Exercise details:
Give the listing again character for character, but drop the images.

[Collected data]

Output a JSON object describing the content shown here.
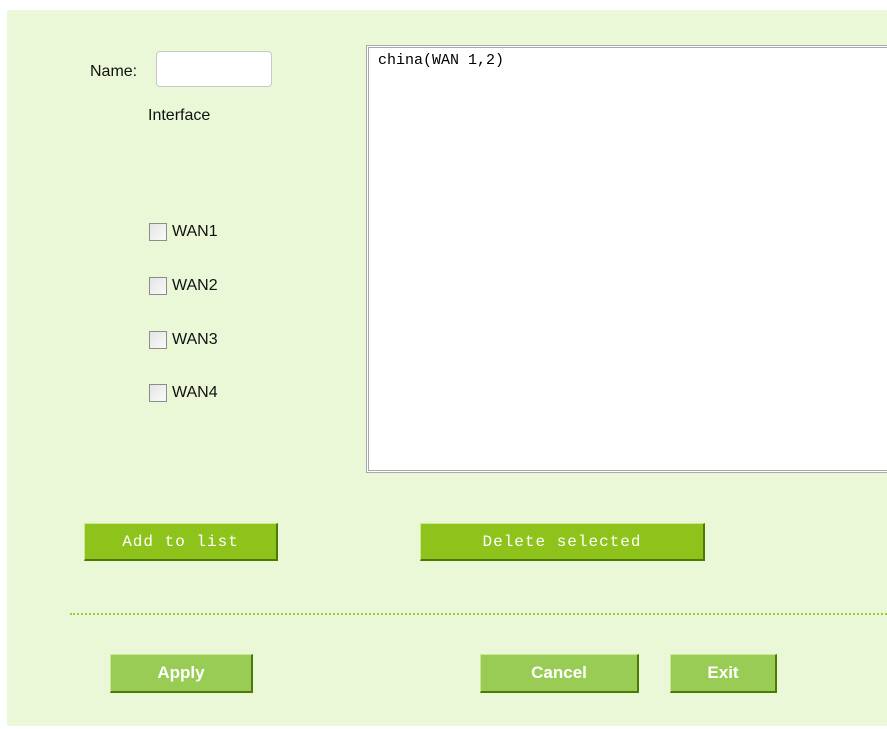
{
  "form": {
    "name_label": "Name:",
    "name_value": "",
    "interface_label": "Interface"
  },
  "interfaces": [
    {
      "label": "WAN1",
      "checked": false
    },
    {
      "label": "WAN2",
      "checked": false
    },
    {
      "label": "WAN3",
      "checked": false
    },
    {
      "label": "WAN4",
      "checked": false
    }
  ],
  "list": {
    "items": [
      "china(WAN 1,2)"
    ]
  },
  "buttons": {
    "add_to_list": "Add to list",
    "delete_selected": "Delete selected",
    "apply": "Apply",
    "cancel": "Cancel",
    "exit": "Exit"
  },
  "colors": {
    "panel_background": "#ebf8d7",
    "button_bright": "#8dc31a",
    "button_soft": "#99cc55",
    "separator": "#9ccc3c"
  }
}
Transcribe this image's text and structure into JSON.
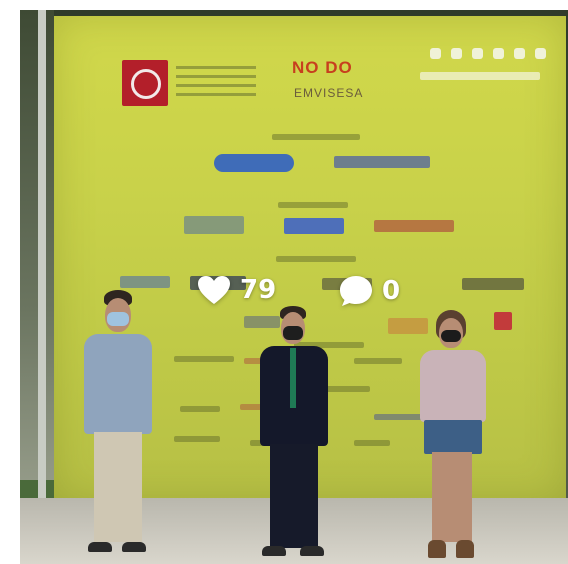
{
  "post": {
    "likes_count": "79",
    "comments_count": "0"
  },
  "icons": {
    "likes": "heart-icon",
    "comments": "speech-bubble-icon"
  },
  "colors": {
    "banner": "#c9d24a",
    "overlay_text": "#ffffff"
  }
}
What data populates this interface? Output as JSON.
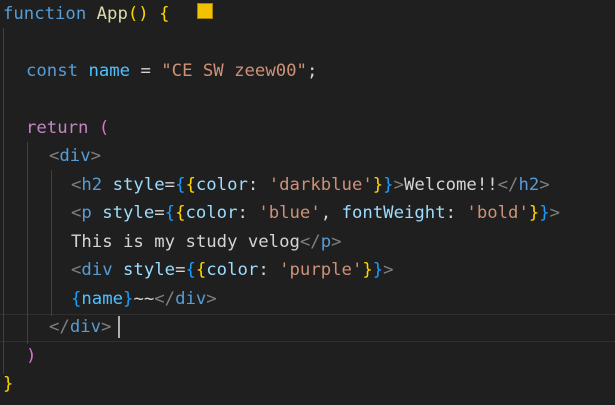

Solution for this problem:
Output a JSON object describing the content shown here.
{
  "form": {
    "name_label": "Name:",
    "name_value": "",
    "interface_label": "Interface"
  },
  "interfaces": [
    {
      "label": "WAN1",
      "checked": false
    },
    {
      "label": "WAN2",
      "checked": false
    },
    {
      "label": "WAN3",
      "checked": false
    },
    {
      "label": "WAN4",
      "checked": false
    }
  ],
  "list": {
    "items": [
      "china(WAN 1,2)"
    ]
  },
  "buttons": {
    "add_to_list": "Add to list",
    "delete_selected": "Delete selected",
    "apply": "Apply",
    "cancel": "Cancel",
    "exit": "Exit"
  },
  "colors": {
    "panel_background": "#ebf8d7",
    "button_bright": "#8dc31a",
    "button_soft": "#99cc55",
    "separator": "#9ccc3c"
  }
}
Transcribe this image's text and structure into JSON.
{
  "post": {
    "likes_count": "79",
    "comments_count": "0"
  },
  "icons": {
    "likes": "heart-icon",
    "comments": "speech-bubble-icon"
  },
  "colors": {
    "banner": "#c9d24a",
    "overlay_text": "#ffffff"
  }
}
What data populates this interface? Output as JSON.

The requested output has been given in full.